Figure record listings:
'''

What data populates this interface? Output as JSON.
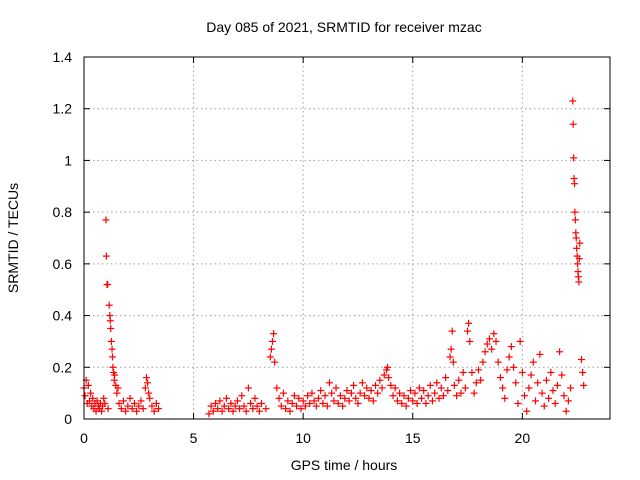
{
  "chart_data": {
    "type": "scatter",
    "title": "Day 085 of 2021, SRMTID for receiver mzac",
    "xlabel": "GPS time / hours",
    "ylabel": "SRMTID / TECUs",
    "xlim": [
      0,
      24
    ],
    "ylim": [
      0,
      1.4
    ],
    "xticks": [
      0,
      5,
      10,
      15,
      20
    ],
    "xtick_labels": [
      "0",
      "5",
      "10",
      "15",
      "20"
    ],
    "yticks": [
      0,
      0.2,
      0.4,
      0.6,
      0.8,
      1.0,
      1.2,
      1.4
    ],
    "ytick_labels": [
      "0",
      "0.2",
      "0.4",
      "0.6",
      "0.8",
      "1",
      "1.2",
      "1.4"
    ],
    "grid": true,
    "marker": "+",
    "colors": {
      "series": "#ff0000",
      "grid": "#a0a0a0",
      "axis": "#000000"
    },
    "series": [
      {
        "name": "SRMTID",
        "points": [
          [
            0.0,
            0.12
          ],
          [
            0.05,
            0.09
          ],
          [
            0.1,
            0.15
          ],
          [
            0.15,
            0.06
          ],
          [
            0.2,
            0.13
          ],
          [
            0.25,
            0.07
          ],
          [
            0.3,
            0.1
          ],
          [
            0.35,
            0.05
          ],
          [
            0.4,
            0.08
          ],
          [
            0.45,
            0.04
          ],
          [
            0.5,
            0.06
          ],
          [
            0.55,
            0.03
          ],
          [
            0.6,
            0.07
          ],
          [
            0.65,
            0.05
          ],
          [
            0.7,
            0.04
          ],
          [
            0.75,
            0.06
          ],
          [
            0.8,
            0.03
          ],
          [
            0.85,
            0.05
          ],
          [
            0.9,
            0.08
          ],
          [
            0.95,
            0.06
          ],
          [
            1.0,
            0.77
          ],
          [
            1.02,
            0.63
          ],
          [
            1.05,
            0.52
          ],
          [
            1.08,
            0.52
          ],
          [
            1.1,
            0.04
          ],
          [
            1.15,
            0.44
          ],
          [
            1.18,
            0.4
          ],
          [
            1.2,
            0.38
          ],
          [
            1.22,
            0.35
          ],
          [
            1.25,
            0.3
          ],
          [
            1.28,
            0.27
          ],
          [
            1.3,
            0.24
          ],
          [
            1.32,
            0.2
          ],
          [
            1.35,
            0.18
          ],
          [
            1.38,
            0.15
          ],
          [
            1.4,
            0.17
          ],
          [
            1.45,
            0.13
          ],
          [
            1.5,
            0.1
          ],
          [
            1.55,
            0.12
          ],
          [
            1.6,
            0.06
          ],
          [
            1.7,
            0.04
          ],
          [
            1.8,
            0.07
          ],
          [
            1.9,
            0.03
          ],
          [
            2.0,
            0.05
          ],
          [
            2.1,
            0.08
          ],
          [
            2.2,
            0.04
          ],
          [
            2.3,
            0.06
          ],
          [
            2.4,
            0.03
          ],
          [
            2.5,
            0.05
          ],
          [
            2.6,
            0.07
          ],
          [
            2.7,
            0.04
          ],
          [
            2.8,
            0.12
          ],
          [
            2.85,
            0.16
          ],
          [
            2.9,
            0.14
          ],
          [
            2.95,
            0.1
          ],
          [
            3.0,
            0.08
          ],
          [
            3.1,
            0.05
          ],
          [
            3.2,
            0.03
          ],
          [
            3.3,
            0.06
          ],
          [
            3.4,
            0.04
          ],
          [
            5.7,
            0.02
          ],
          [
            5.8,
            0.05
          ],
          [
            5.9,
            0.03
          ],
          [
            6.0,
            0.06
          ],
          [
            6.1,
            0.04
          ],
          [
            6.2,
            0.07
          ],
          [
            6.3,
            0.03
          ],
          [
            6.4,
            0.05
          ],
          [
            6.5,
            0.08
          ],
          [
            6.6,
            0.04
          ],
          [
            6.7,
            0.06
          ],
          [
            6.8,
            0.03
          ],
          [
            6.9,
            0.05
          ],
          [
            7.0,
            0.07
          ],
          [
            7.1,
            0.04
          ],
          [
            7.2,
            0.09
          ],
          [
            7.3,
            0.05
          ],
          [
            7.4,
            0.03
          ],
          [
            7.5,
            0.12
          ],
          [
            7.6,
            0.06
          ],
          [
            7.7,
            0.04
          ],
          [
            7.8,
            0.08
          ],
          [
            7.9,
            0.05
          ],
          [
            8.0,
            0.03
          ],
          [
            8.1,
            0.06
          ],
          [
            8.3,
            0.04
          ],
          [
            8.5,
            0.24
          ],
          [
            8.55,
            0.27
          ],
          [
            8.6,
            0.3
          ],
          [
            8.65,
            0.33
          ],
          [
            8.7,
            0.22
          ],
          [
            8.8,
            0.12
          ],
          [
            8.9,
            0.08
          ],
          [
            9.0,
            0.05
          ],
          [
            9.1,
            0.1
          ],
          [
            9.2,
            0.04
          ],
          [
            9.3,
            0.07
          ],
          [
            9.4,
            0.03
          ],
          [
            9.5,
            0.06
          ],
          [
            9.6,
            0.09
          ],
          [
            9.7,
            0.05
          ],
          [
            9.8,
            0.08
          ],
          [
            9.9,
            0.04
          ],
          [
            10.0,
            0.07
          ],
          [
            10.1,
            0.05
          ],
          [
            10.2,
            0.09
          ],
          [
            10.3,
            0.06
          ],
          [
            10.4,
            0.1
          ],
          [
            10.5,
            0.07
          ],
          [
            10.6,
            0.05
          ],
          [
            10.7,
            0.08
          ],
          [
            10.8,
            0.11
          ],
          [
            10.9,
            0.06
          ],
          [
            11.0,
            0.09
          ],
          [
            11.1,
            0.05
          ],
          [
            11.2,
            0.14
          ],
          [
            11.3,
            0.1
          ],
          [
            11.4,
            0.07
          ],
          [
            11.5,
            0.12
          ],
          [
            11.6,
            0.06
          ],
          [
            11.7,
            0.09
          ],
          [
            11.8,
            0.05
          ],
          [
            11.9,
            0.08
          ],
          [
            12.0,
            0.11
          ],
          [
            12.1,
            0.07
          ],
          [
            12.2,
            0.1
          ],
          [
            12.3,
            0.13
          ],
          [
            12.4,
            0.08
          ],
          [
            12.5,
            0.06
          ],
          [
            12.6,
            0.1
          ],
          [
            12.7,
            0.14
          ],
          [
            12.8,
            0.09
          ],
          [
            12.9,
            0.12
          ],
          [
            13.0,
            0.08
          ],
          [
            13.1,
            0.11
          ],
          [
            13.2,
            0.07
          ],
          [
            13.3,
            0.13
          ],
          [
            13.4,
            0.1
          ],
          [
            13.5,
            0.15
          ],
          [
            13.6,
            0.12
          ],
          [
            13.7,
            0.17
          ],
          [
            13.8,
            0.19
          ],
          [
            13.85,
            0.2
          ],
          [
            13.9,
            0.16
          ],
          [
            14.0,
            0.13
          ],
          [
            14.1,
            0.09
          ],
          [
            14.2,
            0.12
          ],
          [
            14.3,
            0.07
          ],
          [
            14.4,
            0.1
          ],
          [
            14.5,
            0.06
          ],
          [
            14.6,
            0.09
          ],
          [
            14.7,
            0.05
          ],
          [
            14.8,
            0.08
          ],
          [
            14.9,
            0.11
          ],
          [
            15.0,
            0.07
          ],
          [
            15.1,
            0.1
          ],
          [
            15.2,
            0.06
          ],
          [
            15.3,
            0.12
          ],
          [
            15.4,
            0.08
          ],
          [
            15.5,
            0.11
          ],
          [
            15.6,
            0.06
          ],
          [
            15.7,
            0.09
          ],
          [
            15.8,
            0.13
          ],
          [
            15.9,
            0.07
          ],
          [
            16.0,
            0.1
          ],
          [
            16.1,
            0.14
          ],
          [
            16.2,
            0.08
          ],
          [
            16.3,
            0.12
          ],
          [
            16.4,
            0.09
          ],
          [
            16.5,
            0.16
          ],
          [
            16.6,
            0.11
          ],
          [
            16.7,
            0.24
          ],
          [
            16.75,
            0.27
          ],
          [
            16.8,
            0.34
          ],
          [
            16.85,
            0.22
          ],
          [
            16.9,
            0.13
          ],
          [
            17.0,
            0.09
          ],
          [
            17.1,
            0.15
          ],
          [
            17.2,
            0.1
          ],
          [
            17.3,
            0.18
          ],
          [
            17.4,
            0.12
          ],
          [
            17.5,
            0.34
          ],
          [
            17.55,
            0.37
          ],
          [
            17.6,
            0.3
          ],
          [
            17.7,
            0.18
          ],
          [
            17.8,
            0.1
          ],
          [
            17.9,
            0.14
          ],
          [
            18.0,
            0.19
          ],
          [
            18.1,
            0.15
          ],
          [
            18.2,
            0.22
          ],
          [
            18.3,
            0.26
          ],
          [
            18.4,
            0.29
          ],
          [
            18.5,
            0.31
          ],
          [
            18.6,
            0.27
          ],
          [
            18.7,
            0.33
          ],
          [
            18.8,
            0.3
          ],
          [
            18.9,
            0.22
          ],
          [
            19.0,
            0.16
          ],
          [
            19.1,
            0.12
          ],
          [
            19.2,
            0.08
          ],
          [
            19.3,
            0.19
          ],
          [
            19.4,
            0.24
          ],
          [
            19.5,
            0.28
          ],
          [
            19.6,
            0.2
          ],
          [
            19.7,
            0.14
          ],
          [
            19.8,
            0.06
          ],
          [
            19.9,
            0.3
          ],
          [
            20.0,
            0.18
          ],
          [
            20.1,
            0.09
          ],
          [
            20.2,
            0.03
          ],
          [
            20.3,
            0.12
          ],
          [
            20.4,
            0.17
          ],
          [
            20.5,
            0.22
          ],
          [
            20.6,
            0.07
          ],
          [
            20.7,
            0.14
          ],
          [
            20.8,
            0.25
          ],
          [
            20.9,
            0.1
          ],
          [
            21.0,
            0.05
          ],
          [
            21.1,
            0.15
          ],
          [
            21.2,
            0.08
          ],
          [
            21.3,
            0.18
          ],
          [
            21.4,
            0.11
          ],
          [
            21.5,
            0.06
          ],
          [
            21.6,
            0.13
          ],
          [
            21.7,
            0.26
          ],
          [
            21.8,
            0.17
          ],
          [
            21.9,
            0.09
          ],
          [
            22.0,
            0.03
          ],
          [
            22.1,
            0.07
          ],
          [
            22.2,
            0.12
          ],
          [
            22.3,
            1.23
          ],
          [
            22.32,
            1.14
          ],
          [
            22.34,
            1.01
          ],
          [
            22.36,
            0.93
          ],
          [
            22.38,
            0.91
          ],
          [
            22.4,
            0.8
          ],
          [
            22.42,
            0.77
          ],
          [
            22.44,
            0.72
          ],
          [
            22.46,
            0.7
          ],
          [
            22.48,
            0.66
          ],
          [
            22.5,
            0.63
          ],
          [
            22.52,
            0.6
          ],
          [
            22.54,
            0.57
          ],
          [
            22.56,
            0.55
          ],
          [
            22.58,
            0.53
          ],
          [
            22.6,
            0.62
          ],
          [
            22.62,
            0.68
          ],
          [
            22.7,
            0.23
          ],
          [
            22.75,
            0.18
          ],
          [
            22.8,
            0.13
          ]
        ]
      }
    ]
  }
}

'''

YOUR OBJECTIVE
From the entries, copy out each line containing the word "SRMTID".

FINISHED TASK
    "title": "Day 085 of 2021, SRMTID for receiver mzac",
    "ylabel": "SRMTID / TECUs",
        "name": "SRMTID",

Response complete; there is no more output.